### Goal
Copy every line from the data below in which the string "JSON" can be found.

<<<<

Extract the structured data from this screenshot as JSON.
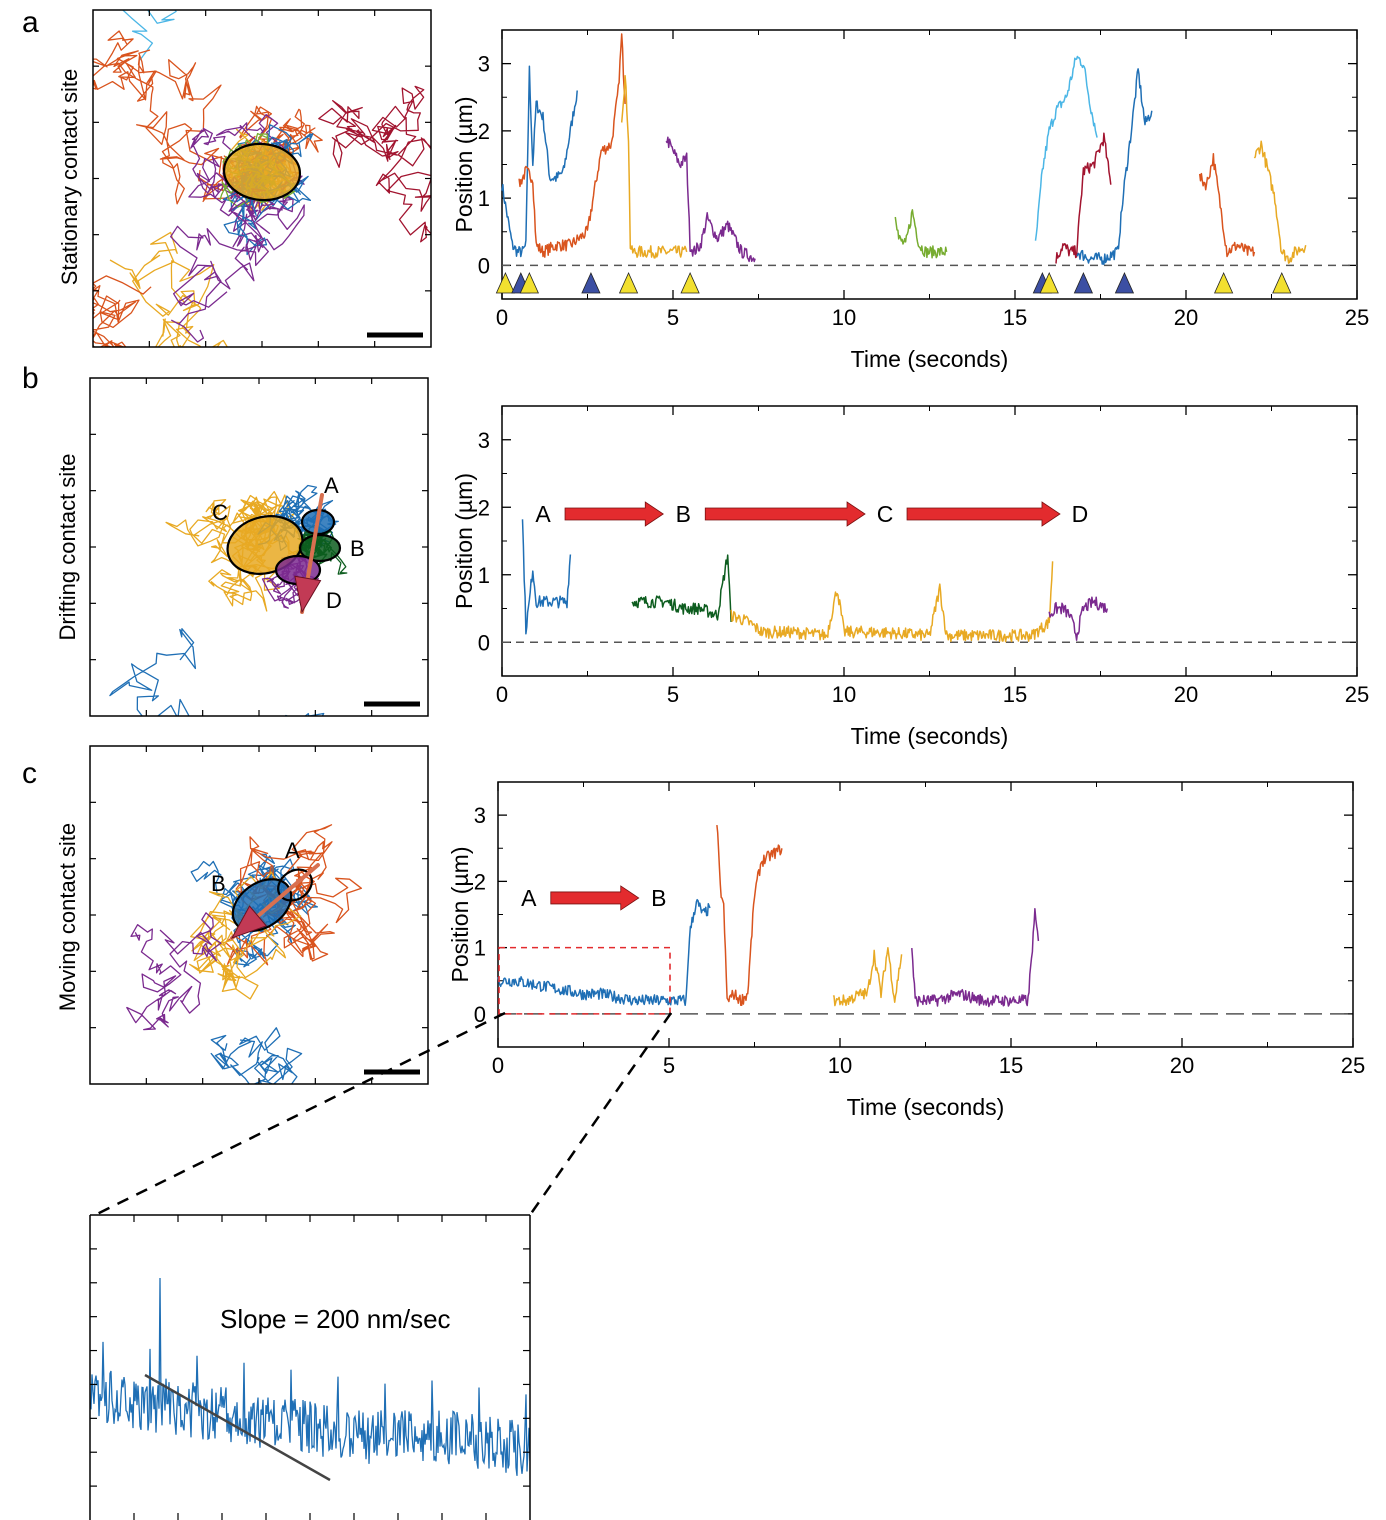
{
  "colors": {
    "blue": "#1f6fb5",
    "orange": "#d9541e",
    "yellow": "#e8a923",
    "purple": "#7b2a8f",
    "green": "#77ac30",
    "lightblue": "#4bb6e6",
    "darkred": "#a2142f",
    "darkgreen": "#0d5d1f",
    "arrow_red": "#e32b2e",
    "marker_blue": "#3c4fa3",
    "marker_yellow": "#f2e02f"
  },
  "panels": {
    "a": {
      "label": "a",
      "trajectory_ylabel": "Stationary contact site"
    },
    "b": {
      "label": "b",
      "trajectory_ylabel": "Drifting contact site",
      "site_labels": [
        "A",
        "B",
        "C",
        "D"
      ]
    },
    "c": {
      "label": "c",
      "trajectory_ylabel": "Moving contact site",
      "site_labels": [
        "A",
        "B"
      ]
    },
    "inset": {
      "annotation": "Slope = 200 nm/sec"
    }
  },
  "chart_data": [
    {
      "id": "a",
      "type": "line",
      "xlabel": "Time (seconds)",
      "ylabel": "Position (µm)",
      "xlim": [
        0,
        25
      ],
      "ylim": [
        -0.5,
        3.5
      ],
      "xticks": [
        "0",
        "5",
        "10",
        "15",
        "20",
        "25"
      ],
      "yticks": [
        "0",
        "1",
        "2",
        "3"
      ],
      "baseline": 0,
      "series": [
        {
          "color": "#1f6fb5",
          "x": [
            0.0,
            0.3,
            0.45,
            0.6,
            0.7,
            0.8,
            0.9,
            1.0,
            1.2,
            1.4,
            1.6,
            1.8,
            2.0,
            2.2
          ],
          "y": [
            1.2,
            0.3,
            0.2,
            0.2,
            0.3,
            2.9,
            1.5,
            2.4,
            2.2,
            1.3,
            1.3,
            1.4,
            2.0,
            2.6
          ]
        },
        {
          "color": "#d9541e",
          "x": [
            0.5,
            0.7,
            0.9,
            1.0,
            1.2,
            1.6,
            2.0,
            2.5,
            2.7,
            2.9,
            3.2,
            3.4,
            3.5,
            3.6
          ],
          "y": [
            1.2,
            1.4,
            1.3,
            0.3,
            0.2,
            0.3,
            0.3,
            0.5,
            1.1,
            1.7,
            1.8,
            2.6,
            3.4,
            2.4
          ]
        },
        {
          "color": "#e8a923",
          "x": [
            3.5,
            3.6,
            3.7,
            3.75,
            3.8,
            4.2,
            4.6,
            5.0,
            5.4
          ],
          "y": [
            2.2,
            2.8,
            1.9,
            0.3,
            0.2,
            0.2,
            0.2,
            0.2,
            0.2
          ]
        },
        {
          "color": "#7b2a8f",
          "x": [
            4.8,
            5.2,
            5.4,
            5.5,
            5.6,
            5.8,
            6.0,
            6.3,
            6.6,
            7.0,
            7.4
          ],
          "y": [
            1.9,
            1.5,
            1.6,
            0.3,
            0.2,
            0.3,
            0.7,
            0.4,
            0.6,
            0.2,
            0.1
          ]
        },
        {
          "color": "#77ac30",
          "x": [
            11.5,
            11.6,
            11.8,
            12.0,
            12.2,
            12.4,
            12.7,
            13.0
          ],
          "y": [
            0.8,
            0.4,
            0.3,
            0.8,
            0.3,
            0.2,
            0.2,
            0.2
          ]
        },
        {
          "color": "#4bb6e6",
          "x": [
            15.6,
            15.8,
            16.0,
            16.2,
            16.5,
            16.8,
            17.0,
            17.2,
            17.4
          ],
          "y": [
            0.3,
            1.4,
            2.0,
            2.3,
            2.5,
            3.1,
            3.0,
            2.4,
            1.9
          ]
        },
        {
          "color": "#a2142f",
          "x": [
            16.2,
            16.4,
            16.6,
            16.8,
            17.0,
            17.3,
            17.6,
            17.8
          ],
          "y": [
            0.1,
            0.3,
            0.2,
            0.2,
            1.4,
            1.5,
            1.9,
            1.2
          ]
        },
        {
          "color": "#1f6fb5",
          "x": [
            16.8,
            17.2,
            17.6,
            18.0,
            18.2,
            18.4,
            18.6,
            18.8,
            19.0
          ],
          "y": [
            0.2,
            0.1,
            0.1,
            0.2,
            1.2,
            2.0,
            2.9,
            2.1,
            2.3
          ]
        },
        {
          "color": "#d9541e",
          "x": [
            20.4,
            20.6,
            20.8,
            21.0,
            21.2,
            21.5,
            21.8,
            22.0
          ],
          "y": [
            1.3,
            1.2,
            1.6,
            0.9,
            0.2,
            0.3,
            0.2,
            0.2
          ]
        },
        {
          "color": "#e8a923",
          "x": [
            22.0,
            22.2,
            22.4,
            22.6,
            22.8,
            23.0,
            23.2,
            23.5
          ],
          "y": [
            1.6,
            1.8,
            1.4,
            1.0,
            0.2,
            0.1,
            0.2,
            0.3
          ]
        }
      ],
      "markers": [
        {
          "x": 0.1,
          "color": "yellow"
        },
        {
          "x": 0.55,
          "color": "blue"
        },
        {
          "x": 0.8,
          "color": "yellow"
        },
        {
          "x": 2.6,
          "color": "blue"
        },
        {
          "x": 3.7,
          "color": "yellow"
        },
        {
          "x": 5.5,
          "color": "yellow"
        },
        {
          "x": 15.8,
          "color": "blue"
        },
        {
          "x": 16.0,
          "color": "yellow"
        },
        {
          "x": 17.0,
          "color": "blue"
        },
        {
          "x": 18.2,
          "color": "blue"
        },
        {
          "x": 21.1,
          "color": "yellow"
        },
        {
          "x": 22.8,
          "color": "yellow"
        }
      ]
    },
    {
      "id": "b",
      "type": "line",
      "xlabel": "Time (seconds)",
      "ylabel": "Position (µm)",
      "xlim": [
        0,
        25
      ],
      "ylim": [
        -0.5,
        3.5
      ],
      "xticks": [
        "0",
        "5",
        "10",
        "15",
        "20",
        "25"
      ],
      "yticks": [
        "0",
        "1",
        "2",
        "3"
      ],
      "baseline": 0,
      "sequence": [
        "A",
        "B",
        "C",
        "D"
      ],
      "series": [
        {
          "color": "#1f6fb5",
          "x": [
            0.6,
            0.7,
            0.8,
            0.9,
            1.0,
            1.3,
            1.6,
            1.9,
            2.0
          ],
          "y": [
            1.8,
            0.2,
            0.6,
            1.1,
            0.6,
            0.6,
            0.6,
            0.6,
            1.3
          ]
        },
        {
          "color": "#0d5d1f",
          "x": [
            3.8,
            4.3,
            4.8,
            5.3,
            5.8,
            6.3,
            6.6,
            6.7
          ],
          "y": [
            0.6,
            0.6,
            0.6,
            0.5,
            0.5,
            0.4,
            1.3,
            0.3
          ]
        },
        {
          "color": "#e8a923",
          "x": [
            6.7,
            7.2,
            7.6,
            8.5,
            9.5,
            9.8,
            10.0,
            11.0,
            12.5,
            12.8,
            13.0,
            14.0,
            15.5,
            16.0,
            16.1
          ],
          "y": [
            0.4,
            0.3,
            0.15,
            0.15,
            0.1,
            0.8,
            0.15,
            0.15,
            0.1,
            0.8,
            0.1,
            0.1,
            0.1,
            0.3,
            1.2
          ]
        },
        {
          "color": "#7b2a8f",
          "x": [
            16.0,
            16.2,
            16.4,
            16.6,
            16.8,
            17.0,
            17.3,
            17.7
          ],
          "y": [
            0.4,
            0.5,
            0.5,
            0.4,
            0.1,
            0.5,
            0.6,
            0.5
          ]
        }
      ]
    },
    {
      "id": "c",
      "type": "line",
      "xlabel": "Time (seconds)",
      "ylabel": "Position (µm)",
      "xlim": [
        0,
        25
      ],
      "ylim": [
        -0.5,
        3.5
      ],
      "xticks": [
        "0",
        "5",
        "10",
        "15",
        "20",
        "25"
      ],
      "yticks": [
        "0",
        "1",
        "2",
        "3"
      ],
      "baseline": 0,
      "sequence": [
        "A",
        "B"
      ],
      "series": [
        {
          "color": "#1f6fb5",
          "x": [
            0.0,
            0.5,
            1.0,
            1.5,
            2.0,
            2.5,
            3.0,
            3.5,
            4.0,
            4.5,
            5.0,
            5.5,
            5.6,
            5.8,
            6.0,
            6.2
          ],
          "y": [
            0.5,
            0.5,
            0.45,
            0.4,
            0.35,
            0.3,
            0.3,
            0.25,
            0.2,
            0.2,
            0.2,
            0.2,
            1.2,
            1.7,
            1.5,
            1.6
          ]
        },
        {
          "color": "#d9541e",
          "x": [
            6.4,
            6.5,
            6.6,
            6.7,
            6.9,
            7.1,
            7.3,
            7.5,
            7.7,
            8.0,
            8.3
          ],
          "y": [
            2.9,
            1.9,
            1.6,
            0.2,
            0.3,
            0.2,
            0.3,
            1.8,
            2.3,
            2.4,
            2.5
          ]
        },
        {
          "color": "#e8a923",
          "x": [
            9.8,
            10.2,
            10.6,
            10.8,
            11.0,
            11.2,
            11.4,
            11.6,
            11.8
          ],
          "y": [
            0.2,
            0.2,
            0.3,
            0.3,
            0.9,
            0.3,
            1.0,
            0.2,
            0.9
          ]
        },
        {
          "color": "#7b2a8f",
          "x": [
            12.1,
            12.2,
            12.8,
            13.5,
            14.2,
            14.9,
            15.5,
            15.7,
            15.8
          ],
          "y": [
            1.0,
            0.2,
            0.2,
            0.3,
            0.2,
            0.2,
            0.2,
            1.5,
            1.1
          ]
        }
      ],
      "selection_box": {
        "x": [
          0,
          5
        ],
        "y": [
          0,
          1
        ]
      }
    },
    {
      "id": "inset",
      "type": "line",
      "annotation": "Slope = 200 nm/sec",
      "fit_slope_nm_per_s": 200
    }
  ]
}
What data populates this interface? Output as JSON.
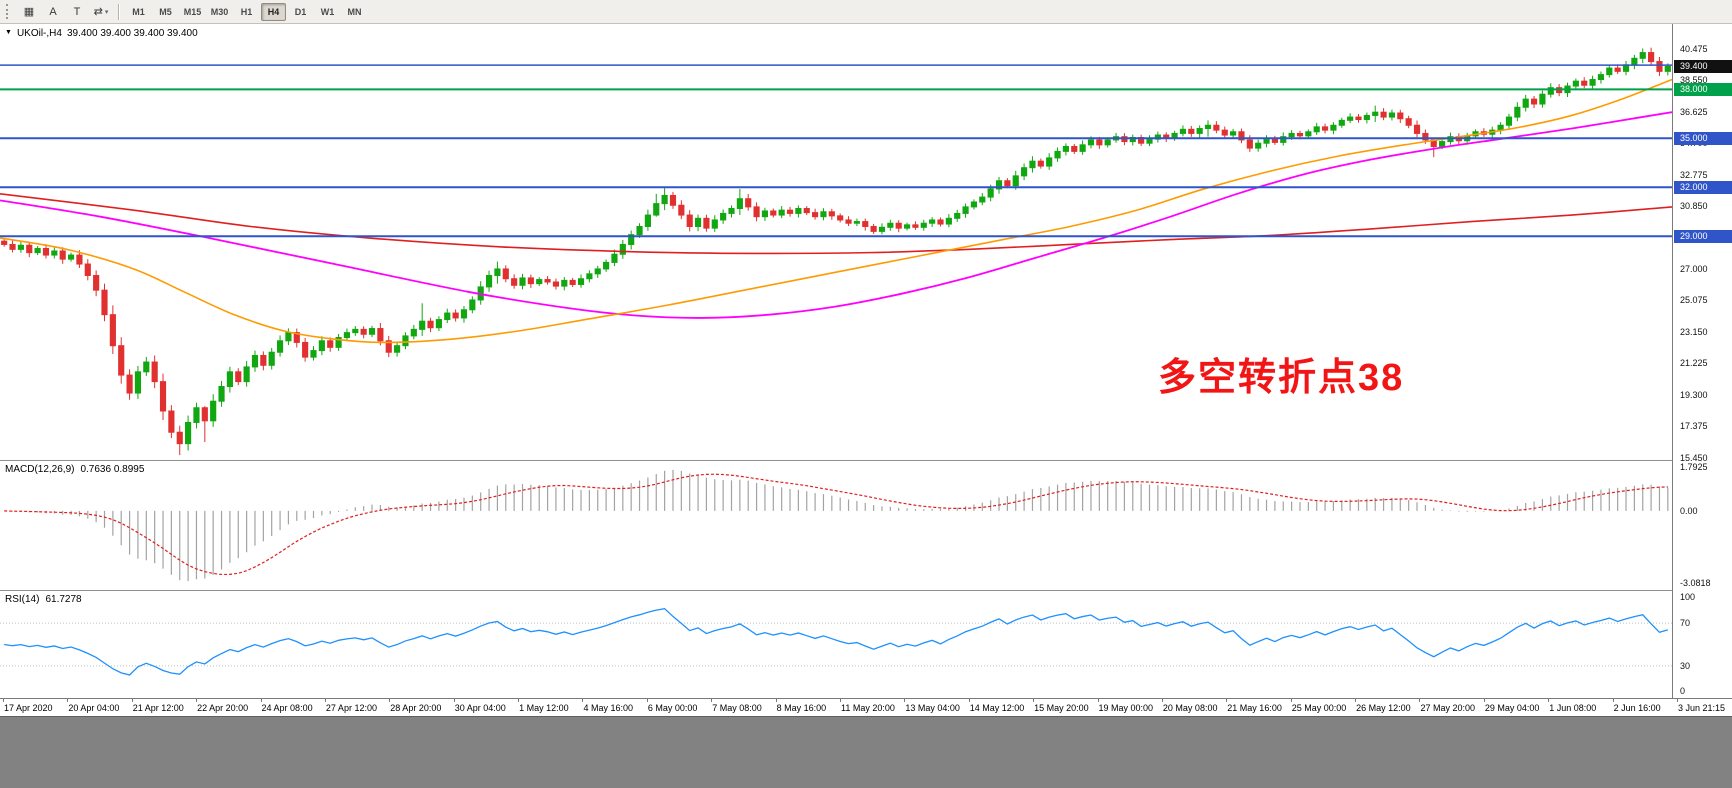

>>>>

### Final result
Extract the structured data from this screenshot as JSON.
What data populates this interface? Output as JSON.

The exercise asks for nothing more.